-- EXERCISE TASK --
Every line that holds "from" should be shown.
# # #
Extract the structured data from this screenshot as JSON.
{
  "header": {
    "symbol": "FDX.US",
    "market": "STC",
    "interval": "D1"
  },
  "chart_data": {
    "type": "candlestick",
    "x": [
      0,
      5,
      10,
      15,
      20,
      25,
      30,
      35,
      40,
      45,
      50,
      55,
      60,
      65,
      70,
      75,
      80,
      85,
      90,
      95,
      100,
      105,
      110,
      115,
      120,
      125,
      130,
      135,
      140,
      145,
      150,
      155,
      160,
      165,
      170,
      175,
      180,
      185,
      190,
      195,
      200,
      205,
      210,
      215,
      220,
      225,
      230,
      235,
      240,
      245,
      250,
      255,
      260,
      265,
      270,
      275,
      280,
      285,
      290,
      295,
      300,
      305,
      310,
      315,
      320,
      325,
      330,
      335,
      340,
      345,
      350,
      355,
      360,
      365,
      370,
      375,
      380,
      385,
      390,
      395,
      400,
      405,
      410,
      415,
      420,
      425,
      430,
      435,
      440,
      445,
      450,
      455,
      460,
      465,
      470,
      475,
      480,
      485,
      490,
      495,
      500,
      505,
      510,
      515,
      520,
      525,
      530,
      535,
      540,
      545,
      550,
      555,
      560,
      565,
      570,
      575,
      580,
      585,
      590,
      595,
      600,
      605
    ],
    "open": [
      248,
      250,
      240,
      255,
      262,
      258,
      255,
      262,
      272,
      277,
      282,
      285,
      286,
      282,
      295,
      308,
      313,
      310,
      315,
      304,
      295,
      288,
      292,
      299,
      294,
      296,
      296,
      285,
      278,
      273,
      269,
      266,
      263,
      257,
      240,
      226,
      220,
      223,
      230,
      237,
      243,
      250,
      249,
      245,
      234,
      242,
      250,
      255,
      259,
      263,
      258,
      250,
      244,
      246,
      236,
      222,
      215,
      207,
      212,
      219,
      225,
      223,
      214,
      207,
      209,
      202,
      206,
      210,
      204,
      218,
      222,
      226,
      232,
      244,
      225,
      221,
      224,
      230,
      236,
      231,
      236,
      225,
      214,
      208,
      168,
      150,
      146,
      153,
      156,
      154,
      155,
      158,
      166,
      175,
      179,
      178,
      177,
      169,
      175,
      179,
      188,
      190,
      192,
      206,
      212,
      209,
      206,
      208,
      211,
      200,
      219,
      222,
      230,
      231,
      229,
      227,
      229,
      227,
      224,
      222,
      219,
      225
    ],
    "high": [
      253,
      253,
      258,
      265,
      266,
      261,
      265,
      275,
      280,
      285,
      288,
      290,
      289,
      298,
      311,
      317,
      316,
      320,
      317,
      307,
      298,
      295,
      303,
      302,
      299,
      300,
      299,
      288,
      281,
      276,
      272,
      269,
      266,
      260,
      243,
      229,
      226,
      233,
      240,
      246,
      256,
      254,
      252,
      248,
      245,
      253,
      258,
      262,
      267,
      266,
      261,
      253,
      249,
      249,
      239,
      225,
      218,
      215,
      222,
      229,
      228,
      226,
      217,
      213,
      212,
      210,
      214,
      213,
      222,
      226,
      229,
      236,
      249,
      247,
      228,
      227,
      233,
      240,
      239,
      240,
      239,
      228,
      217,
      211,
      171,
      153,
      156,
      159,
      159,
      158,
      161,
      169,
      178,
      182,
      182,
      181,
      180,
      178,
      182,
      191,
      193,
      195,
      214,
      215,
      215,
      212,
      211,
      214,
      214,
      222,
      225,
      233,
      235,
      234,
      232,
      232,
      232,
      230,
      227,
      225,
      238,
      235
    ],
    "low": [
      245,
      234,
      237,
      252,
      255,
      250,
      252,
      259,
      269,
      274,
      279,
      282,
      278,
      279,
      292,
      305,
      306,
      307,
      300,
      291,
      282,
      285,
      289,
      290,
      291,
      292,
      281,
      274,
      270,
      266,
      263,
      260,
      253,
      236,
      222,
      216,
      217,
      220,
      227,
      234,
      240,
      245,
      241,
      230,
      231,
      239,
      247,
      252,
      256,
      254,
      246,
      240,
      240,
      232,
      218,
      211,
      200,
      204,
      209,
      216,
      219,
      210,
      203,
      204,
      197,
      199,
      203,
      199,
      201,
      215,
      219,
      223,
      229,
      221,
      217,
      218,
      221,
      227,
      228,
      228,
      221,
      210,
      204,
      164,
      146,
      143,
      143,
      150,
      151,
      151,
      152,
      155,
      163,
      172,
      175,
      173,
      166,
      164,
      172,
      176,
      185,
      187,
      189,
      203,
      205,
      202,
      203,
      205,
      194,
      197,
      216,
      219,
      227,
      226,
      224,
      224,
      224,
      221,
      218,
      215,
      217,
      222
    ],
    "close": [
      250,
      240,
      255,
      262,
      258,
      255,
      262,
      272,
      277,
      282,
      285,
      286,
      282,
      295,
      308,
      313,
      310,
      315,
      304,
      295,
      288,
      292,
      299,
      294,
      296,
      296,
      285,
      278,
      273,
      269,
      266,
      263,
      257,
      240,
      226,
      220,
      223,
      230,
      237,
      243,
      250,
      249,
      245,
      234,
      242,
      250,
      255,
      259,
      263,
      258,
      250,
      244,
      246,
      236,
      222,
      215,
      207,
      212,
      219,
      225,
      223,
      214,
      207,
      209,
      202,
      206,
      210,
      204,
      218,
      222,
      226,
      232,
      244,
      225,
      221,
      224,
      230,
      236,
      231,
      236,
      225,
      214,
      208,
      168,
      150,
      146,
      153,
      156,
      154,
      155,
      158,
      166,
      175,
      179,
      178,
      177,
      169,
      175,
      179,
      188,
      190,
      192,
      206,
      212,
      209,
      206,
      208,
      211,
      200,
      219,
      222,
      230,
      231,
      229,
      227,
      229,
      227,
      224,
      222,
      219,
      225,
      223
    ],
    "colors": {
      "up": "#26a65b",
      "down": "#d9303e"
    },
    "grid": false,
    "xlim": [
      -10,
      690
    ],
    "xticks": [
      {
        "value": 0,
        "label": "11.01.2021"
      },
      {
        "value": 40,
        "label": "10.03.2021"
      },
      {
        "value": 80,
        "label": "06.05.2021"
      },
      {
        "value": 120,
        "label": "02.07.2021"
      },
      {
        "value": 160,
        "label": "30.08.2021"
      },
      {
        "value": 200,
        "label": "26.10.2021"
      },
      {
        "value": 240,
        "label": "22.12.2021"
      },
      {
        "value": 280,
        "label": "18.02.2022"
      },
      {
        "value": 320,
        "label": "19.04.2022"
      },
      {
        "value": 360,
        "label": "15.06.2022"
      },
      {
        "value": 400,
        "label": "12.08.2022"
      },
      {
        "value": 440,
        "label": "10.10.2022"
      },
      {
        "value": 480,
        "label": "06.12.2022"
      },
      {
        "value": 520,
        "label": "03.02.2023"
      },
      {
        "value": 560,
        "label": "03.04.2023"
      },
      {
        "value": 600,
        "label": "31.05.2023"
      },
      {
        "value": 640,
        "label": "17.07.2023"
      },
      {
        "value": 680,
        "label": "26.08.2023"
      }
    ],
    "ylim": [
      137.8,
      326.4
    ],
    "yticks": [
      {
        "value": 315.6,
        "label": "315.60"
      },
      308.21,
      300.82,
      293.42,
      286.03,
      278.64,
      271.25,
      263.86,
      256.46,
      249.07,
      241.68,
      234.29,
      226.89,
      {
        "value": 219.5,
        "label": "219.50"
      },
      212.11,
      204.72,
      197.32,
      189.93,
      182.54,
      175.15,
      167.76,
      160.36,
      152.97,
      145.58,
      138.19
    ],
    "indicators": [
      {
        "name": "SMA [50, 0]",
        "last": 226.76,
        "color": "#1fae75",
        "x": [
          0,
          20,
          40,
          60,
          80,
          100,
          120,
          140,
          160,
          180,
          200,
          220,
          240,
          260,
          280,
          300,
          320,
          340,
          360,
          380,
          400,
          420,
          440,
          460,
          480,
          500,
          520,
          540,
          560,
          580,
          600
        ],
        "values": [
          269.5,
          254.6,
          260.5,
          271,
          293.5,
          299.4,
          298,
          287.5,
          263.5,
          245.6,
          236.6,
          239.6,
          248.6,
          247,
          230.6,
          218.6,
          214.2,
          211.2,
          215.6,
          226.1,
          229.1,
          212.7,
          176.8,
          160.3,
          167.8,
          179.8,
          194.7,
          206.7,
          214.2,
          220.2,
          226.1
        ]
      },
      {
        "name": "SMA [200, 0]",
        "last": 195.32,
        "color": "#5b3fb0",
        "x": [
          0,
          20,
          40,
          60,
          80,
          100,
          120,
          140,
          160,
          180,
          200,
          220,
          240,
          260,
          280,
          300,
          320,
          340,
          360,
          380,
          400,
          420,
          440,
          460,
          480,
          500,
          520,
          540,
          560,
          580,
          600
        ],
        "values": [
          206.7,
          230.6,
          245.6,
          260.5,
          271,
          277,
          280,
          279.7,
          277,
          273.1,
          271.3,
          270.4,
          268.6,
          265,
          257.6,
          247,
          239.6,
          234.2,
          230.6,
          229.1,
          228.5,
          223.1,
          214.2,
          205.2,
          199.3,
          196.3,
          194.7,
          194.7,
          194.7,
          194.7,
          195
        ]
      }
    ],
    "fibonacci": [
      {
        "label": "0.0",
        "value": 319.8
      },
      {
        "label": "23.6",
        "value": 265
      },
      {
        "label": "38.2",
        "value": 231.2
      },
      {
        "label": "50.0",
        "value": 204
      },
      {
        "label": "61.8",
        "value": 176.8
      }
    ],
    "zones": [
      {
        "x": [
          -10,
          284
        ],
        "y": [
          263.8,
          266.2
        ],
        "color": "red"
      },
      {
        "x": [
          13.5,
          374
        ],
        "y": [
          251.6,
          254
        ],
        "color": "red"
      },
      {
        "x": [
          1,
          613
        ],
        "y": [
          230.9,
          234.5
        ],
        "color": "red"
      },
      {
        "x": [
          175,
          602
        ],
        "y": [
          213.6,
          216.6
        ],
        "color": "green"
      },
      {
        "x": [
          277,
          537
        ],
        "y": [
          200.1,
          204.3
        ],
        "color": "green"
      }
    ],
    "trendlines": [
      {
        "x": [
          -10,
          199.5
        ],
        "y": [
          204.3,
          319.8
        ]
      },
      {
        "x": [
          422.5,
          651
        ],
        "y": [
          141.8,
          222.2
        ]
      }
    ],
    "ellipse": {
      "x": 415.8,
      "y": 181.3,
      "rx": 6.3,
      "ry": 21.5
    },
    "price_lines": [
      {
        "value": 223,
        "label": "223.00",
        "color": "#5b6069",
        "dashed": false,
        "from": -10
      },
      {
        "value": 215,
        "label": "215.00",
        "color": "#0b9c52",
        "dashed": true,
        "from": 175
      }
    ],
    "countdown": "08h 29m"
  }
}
# # #
-- EXERCISE RESULT --
Extract the structured data from this screenshot as JSON.
        "from": -10
        "from": 175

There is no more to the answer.